◆ **Material provided**:
§
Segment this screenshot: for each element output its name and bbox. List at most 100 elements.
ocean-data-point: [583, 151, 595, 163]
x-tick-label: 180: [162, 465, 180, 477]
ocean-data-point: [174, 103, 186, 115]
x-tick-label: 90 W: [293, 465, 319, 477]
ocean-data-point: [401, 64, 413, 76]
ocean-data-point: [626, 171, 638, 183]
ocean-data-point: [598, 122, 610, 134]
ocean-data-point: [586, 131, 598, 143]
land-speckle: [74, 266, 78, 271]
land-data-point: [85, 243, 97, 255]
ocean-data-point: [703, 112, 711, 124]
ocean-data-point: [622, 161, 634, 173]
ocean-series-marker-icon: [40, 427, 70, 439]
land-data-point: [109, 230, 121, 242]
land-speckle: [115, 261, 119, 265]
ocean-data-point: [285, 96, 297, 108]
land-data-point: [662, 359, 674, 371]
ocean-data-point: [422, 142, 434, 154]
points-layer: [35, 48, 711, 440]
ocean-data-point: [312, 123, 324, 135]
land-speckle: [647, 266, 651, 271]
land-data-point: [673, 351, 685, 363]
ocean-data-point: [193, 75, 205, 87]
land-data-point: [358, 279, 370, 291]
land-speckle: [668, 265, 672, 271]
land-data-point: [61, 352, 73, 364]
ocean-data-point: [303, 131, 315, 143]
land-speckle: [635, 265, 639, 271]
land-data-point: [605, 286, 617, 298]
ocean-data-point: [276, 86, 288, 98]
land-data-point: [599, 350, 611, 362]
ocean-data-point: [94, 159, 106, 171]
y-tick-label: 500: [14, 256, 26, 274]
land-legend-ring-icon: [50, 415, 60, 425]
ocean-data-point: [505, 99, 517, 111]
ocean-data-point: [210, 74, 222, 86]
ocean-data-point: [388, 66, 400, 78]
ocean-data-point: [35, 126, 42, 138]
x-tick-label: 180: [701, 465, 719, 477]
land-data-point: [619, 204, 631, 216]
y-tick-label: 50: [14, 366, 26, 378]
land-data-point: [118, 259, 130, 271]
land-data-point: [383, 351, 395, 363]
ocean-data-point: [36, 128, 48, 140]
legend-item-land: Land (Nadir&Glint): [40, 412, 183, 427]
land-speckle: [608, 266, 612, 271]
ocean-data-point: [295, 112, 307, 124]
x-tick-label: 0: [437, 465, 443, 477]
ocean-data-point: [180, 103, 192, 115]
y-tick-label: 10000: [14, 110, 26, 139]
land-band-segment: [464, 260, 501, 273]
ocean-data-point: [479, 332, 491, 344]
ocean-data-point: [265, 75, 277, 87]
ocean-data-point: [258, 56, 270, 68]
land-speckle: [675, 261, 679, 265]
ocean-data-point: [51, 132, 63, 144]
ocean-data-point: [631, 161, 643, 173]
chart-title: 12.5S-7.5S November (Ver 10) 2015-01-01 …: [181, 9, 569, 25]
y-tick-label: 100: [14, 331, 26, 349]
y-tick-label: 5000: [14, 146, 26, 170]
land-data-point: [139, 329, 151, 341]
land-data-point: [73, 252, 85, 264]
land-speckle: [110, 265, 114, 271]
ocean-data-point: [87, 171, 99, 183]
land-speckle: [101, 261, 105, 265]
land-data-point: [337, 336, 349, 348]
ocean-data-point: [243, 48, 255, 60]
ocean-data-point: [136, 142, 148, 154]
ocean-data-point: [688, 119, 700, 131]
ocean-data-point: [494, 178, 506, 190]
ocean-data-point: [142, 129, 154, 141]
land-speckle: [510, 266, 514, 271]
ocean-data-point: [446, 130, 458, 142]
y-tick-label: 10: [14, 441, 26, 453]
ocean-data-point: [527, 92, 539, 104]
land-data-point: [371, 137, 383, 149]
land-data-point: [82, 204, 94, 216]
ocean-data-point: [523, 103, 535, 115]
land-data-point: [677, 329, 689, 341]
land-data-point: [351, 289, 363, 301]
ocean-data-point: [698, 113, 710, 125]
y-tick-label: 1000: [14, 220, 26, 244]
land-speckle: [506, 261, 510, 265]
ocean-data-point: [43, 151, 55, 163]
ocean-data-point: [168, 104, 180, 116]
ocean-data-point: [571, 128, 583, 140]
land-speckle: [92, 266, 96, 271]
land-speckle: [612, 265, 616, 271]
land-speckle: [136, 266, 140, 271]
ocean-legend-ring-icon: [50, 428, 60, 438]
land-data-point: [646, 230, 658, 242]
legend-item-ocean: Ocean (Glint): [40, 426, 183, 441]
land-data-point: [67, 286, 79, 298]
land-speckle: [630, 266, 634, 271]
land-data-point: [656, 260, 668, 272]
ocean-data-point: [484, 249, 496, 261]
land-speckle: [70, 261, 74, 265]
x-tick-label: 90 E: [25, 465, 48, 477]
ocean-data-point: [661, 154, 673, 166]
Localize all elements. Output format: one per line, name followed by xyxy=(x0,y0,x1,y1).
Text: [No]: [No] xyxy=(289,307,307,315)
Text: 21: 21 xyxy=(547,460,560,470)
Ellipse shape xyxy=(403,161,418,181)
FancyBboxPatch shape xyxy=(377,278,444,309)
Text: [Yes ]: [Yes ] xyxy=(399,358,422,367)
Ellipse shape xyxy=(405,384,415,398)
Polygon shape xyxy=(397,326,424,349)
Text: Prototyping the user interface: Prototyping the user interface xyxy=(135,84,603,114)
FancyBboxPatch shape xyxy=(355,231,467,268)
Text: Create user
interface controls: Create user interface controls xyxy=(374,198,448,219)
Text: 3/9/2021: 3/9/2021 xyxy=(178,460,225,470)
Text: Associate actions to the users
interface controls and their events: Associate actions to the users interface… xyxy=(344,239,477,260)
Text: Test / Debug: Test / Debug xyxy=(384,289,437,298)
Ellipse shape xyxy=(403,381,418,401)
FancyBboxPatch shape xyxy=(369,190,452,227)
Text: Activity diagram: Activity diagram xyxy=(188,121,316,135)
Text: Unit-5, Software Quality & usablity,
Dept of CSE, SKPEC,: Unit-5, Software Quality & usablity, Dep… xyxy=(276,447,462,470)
§
◆ **Written instruction**: Lay out every line of the entries above as a Markdown table with the columns No. and Line, numbering the rows and leaving out blank lines.

◆ **Correct answer**:
| No. | Line |
|---|---|
| 1 | Segment this screenshot: for each element output its name and bbox. List at most 100 elements. |
| 2 | ocean-data-point: [583, 151, 595, 163] |
| 3 | x-tick-label: 180: [162, 465, 180, 477] |
| 4 | ocean-data-point: [174, 103, 186, 115] |
| 5 | x-tick-label: 90 W: [293, 465, 319, 477] |
| 6 | ocean-data-point: [401, 64, 413, 76] |
| 7 | ocean-data-point: [626, 171, 638, 183] |
| 8 | ocean-data-point: [598, 122, 610, 134] |
| 9 | ocean-data-point: [586, 131, 598, 143] |
| 10 | land-speckle: [74, 266, 78, 271] |
| 11 | land-data-point: [85, 243, 97, 255] |
| 12 | ocean-data-point: [703, 112, 711, 124] |
| 13 | ocean-data-point: [622, 161, 634, 173] |
| 14 | ocean-series-marker-icon: [40, 427, 70, 439] |
| 15 | land-data-point: [109, 230, 121, 242] |
| 16 | land-speckle: [115, 261, 119, 265] |
| 17 | ocean-data-point: [285, 96, 297, 108] |
| 18 | land-data-point: [662, 359, 674, 371] |
| 19 | ocean-data-point: [422, 142, 434, 154] |
| 20 | points-layer: [35, 48, 711, 440] |
| 21 | ocean-data-point: [312, 123, 324, 135] |
| 22 | land-speckle: [647, 266, 651, 271] |
| 23 | land-data-point: [673, 351, 685, 363] |
| 24 | ocean-data-point: [193, 75, 205, 87] |
| 25 | land-data-point: [358, 279, 370, 291] |
| 26 | land-speckle: [668, 265, 672, 271] |
| 27 | land-data-point: [61, 352, 73, 364] |
| 28 | ocean-data-point: [303, 131, 315, 143] |
| 29 | land-speckle: [635, 265, 639, 271] |
| 30 | land-data-point: [605, 286, 617, 298] |
| 31 | ocean-data-point: [276, 86, 288, 98] |
| 32 | land-data-point: [599, 350, 611, 362] |
| 33 | ocean-data-point: [94, 159, 106, 171] |
| 34 | y-tick-label: 500: [14, 256, 26, 274] |
| 35 | land-legend-ring-icon: [50, 415, 60, 425] |
| 36 | ocean-data-point: [505, 99, 517, 111] |
| 37 | ocean-data-point: [210, 74, 222, 86] |
| 38 | ocean-data-point: [388, 66, 400, 78] |
| 39 | ocean-data-point: [35, 126, 42, 138] |
| 40 | x-tick-label: 180: [701, 465, 719, 477] |
| 41 | land-data-point: [619, 204, 631, 216] |
| 42 | y-tick-label: 50: [14, 366, 26, 378] |
| 43 | land-data-point: [118, 259, 130, 271] |
| 44 | land-data-point: [383, 351, 395, 363] |
| 45 | ocean-data-point: [36, 128, 48, 140] |
| 46 | legend-item-land: Land (Nadir&Glint): [40, 412, 183, 427] |
| 47 | land-speckle: [608, 266, 612, 271] |
| 48 | ocean-data-point: [295, 112, 307, 124] |
| 49 | x-tick-label: 0: [437, 465, 443, 477] |
| 50 | ocean-data-point: [180, 103, 192, 115] |
| 51 | y-tick-label: 10000: [14, 110, 26, 139] |
| 52 | land-band-segment: [464, 260, 501, 273] |
| 53 | ocean-data-point: [479, 332, 491, 344] |
| 54 | ocean-data-point: [265, 75, 277, 87] |
| 55 | ocean-data-point: [258, 56, 270, 68] |
| 56 | land-speckle: [675, 261, 679, 265] |
| 57 | ocean-data-point: [51, 132, 63, 144] |
| 58 | ocean-data-point: [631, 161, 643, 173] |
| 59 | chart-title: 12.5S-7.5S November (Ver 10) 2015-01-01 …: [181, 9, 569, 25] |
| 60 | y-tick-label: 100: [14, 331, 26, 349] |
| 61 | y-tick-label: 5000: [14, 146, 26, 170] |
| 62 | land-data-point: [139, 329, 151, 341] |
| 63 | land-data-point: [73, 252, 85, 264] |
| 64 | land-speckle: [110, 265, 114, 271] |
| 65 | ocean-data-point: [87, 171, 99, 183] |
| 66 | land-speckle: [101, 261, 105, 265] |
| 67 | land-data-point: [337, 336, 349, 348] |
| 68 | ocean-data-point: [243, 48, 255, 60] |
| 69 | ocean-data-point: [136, 142, 148, 154] |
| 70 | ocean-data-point: [688, 119, 700, 131] |
| 71 | ocean-data-point: [494, 178, 506, 190] |
| 72 | ocean-data-point: [142, 129, 154, 141] |
| 73 | land-speckle: [510, 266, 514, 271] |
| 74 | ocean-data-point: [446, 130, 458, 142] |
| 75 | y-tick-label: 10: [14, 441, 26, 453] |
| 76 | ocean-data-point: [527, 92, 539, 104] |
| 77 | land-data-point: [371, 137, 383, 149] |
| 78 | land-data-point: [82, 204, 94, 216] |
| 79 | ocean-data-point: [523, 103, 535, 115] |
| 80 | land-data-point: [677, 329, 689, 341] |
| 81 | land-data-point: [351, 289, 363, 301] |
| 82 | ocean-data-point: [698, 113, 710, 125] |
| 83 | y-tick-label: 1000: [14, 220, 26, 244] |
| 84 | land-speckle: [506, 261, 510, 265] |
| 85 | ocean-data-point: [43, 151, 55, 163] |
| 86 | ocean-data-point: [168, 104, 180, 116] |
| 87 | ocean-data-point: [571, 128, 583, 140] |
| 88 | land-speckle: [92, 266, 96, 271] |
| 89 | land-speckle: [612, 265, 616, 271] |
| 90 | land-speckle: [136, 266, 140, 271] |
| 91 | ocean-legend-ring-icon: [50, 428, 60, 438] |
| 92 | land-data-point: [646, 230, 658, 242] |
| 93 | legend-item-ocean: Ocean (Glint): [40, 426, 183, 441] |
| 94 | land-data-point: [67, 286, 79, 298] |
| 95 | land-speckle: [630, 266, 634, 271] |
| 96 | land-data-point: [656, 260, 668, 272] |
| 97 | ocean-data-point: [484, 249, 496, 261] |
| 98 | land-speckle: [70, 261, 74, 265] |
| 99 | x-tick-label: 90 E: [25, 465, 48, 477] |
| 100 | ocean-data-point: [661, 154, 673, 166] |
| 101 | Localize all elements. Output format: one per line, name followed by xyxy=(x0,y0,x1,y1). |
| 102 | Text: [No]: [No] xyxy=(289,307,307,315) |
| 103 | Text: 21: 21 xyxy=(547,460,560,470) |
| 104 | Ellipse shape xyxy=(403,161,418,181) |
| 105 | FancyBboxPatch shape xyxy=(377,278,444,309) |
| 106 | Text: [Yes ]: [Yes ] xyxy=(399,358,422,367) |
| 107 | Ellipse shape xyxy=(405,384,415,398) |
| 108 | Polygon shape xyxy=(397,326,424,349) |
| 109 | Text: Prototyping the user interface: Prototyping the user interface xyxy=(135,84,603,114) |
| 110 | FancyBboxPatch shape xyxy=(355,231,467,268) |
| 111 | Text: Create user |
| 112 | interface controls: Create user interface controls xyxy=(374,198,448,219) |
| 113 | Text: 3/9/2021: 3/9/2021 xyxy=(178,460,225,470) |
| 114 | Text: Associate actions to the users |
| 115 | interface controls and their events: Associate actions to the users interface… xyxy=(344,239,477,260) |
| 116 | Text: Test / Debug: Test / Debug xyxy=(384,289,437,298) |
| 117 | Ellipse shape xyxy=(403,381,418,401) |
| 118 | FancyBboxPatch shape xyxy=(369,190,452,227) |
| 119 | Text: Activity diagram: Activity diagram xyxy=(188,121,316,135) |
| 120 | Text: Unit-5, Software Quality & usablity, |
| 121 | Dept of CSE, SKPEC,: Unit-5, Software Quality & usablity, Dep… xyxy=(276,447,462,470) |